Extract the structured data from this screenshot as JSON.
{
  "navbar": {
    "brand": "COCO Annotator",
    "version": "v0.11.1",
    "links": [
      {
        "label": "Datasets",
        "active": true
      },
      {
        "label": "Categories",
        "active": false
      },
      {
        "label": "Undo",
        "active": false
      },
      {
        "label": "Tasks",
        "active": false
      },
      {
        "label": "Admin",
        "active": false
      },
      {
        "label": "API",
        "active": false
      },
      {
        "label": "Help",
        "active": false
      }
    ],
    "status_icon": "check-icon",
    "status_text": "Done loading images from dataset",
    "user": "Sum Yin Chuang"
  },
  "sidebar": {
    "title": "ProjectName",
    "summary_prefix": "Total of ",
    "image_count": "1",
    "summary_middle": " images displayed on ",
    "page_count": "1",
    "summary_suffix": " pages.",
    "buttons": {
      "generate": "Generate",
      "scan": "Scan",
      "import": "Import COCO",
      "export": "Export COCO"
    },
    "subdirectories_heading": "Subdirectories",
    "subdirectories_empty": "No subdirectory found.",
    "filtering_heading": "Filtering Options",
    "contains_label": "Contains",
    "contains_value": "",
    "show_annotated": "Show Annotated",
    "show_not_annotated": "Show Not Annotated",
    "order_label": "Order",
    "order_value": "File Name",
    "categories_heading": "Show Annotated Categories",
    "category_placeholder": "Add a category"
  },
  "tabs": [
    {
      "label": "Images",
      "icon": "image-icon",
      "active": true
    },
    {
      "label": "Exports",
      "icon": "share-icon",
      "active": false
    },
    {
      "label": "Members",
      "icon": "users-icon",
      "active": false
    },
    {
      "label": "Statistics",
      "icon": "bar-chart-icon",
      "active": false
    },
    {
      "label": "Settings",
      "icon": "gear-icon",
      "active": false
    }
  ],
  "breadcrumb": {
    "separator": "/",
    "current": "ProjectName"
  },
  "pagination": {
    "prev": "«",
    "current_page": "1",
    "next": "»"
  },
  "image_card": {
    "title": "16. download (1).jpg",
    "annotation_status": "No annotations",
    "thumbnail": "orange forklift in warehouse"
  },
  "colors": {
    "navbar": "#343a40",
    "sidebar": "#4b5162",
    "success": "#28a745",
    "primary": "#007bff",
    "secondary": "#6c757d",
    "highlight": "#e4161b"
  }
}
..............................
◆ Problem to solve: Which lines of the data above contain "title"? Copy each one.

◆ Right answer:
    "title": "ProjectName",
    "title": "16. download (1).jpg",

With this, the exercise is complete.